-- BEGIN LISTED RECORDS --

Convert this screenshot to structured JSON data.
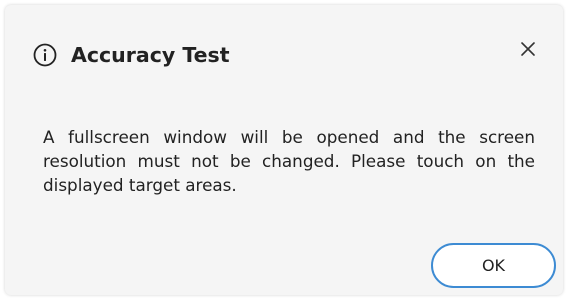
{
  "dialog": {
    "title": "Accuracy Test",
    "message": "A fullscreen window will be opened and the screen resolution must not be changed. Please touch on the displayed target areas.",
    "icons": {
      "info": "info-icon",
      "close": "close-icon"
    },
    "buttons": {
      "ok_label": "OK"
    },
    "colors": {
      "accent": "#3d8bd3",
      "background": "#f5f5f5",
      "text": "#222222"
    }
  }
}
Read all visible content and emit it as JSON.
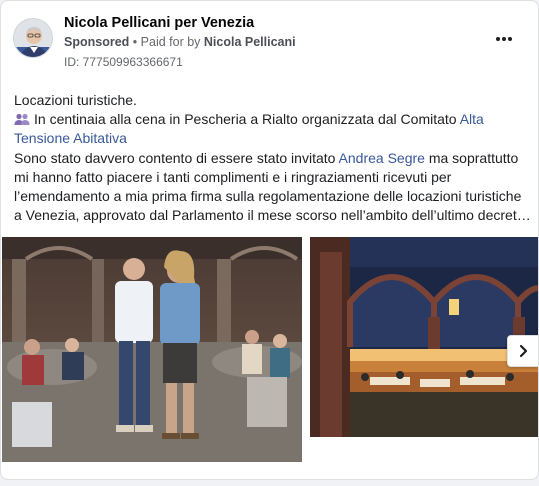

-- END LISTED RECORDS --

DO THIS: Make a verbatim copy of all the entries and strip out the pictures.

WRITTEN RESPONSE:
Convert this screenshot to structured JSON data.
{
  "dialog": {
    "title": "Accuracy Test",
    "message": "A fullscreen window will be opened and the screen resolution must not be changed. Please touch on the displayed target areas.",
    "icons": {
      "info": "info-icon",
      "close": "close-icon"
    },
    "buttons": {
      "ok_label": "OK"
    },
    "colors": {
      "accent": "#3d8bd3",
      "background": "#f5f5f5",
      "text": "#222222"
    }
  }
}
Read all visible content and emit it as JSON.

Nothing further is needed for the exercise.